Start Given data
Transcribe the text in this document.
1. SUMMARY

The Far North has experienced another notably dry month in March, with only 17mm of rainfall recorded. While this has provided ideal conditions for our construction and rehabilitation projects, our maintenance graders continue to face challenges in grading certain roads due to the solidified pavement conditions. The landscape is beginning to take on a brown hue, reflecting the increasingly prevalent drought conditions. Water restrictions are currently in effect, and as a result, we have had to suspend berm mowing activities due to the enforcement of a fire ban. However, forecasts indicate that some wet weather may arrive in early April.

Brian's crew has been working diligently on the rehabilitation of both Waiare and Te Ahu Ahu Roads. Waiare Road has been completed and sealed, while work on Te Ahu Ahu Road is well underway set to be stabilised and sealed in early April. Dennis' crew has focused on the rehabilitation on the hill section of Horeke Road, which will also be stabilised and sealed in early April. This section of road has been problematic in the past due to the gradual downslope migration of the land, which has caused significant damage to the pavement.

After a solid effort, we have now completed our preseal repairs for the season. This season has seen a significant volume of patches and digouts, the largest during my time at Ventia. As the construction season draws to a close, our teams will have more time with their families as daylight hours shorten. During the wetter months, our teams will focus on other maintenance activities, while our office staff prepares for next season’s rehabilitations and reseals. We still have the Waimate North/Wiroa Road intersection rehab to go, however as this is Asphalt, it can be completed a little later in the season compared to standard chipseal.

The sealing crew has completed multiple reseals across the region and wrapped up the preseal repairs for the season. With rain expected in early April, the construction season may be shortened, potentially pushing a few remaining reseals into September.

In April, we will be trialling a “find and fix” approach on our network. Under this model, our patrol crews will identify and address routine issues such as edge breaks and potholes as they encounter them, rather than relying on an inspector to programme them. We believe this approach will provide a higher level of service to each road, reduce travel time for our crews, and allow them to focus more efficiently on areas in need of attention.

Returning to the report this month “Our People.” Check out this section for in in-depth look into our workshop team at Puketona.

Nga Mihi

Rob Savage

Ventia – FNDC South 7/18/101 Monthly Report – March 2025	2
End Given data
> [Exercise goal]:
Where a line of the records above holds the word "into", copy that line.

> [The result]:
The sealing crew has completed multiple reseals across the region and wrapped up the preseal repairs for the season. With rain expected in early April, the construction season may be shortened, potentially pushing a few remaining reseals into September.
Returning to the report this month “Our People.” Check out this section for in in-depth look into our workshop team at Puketona.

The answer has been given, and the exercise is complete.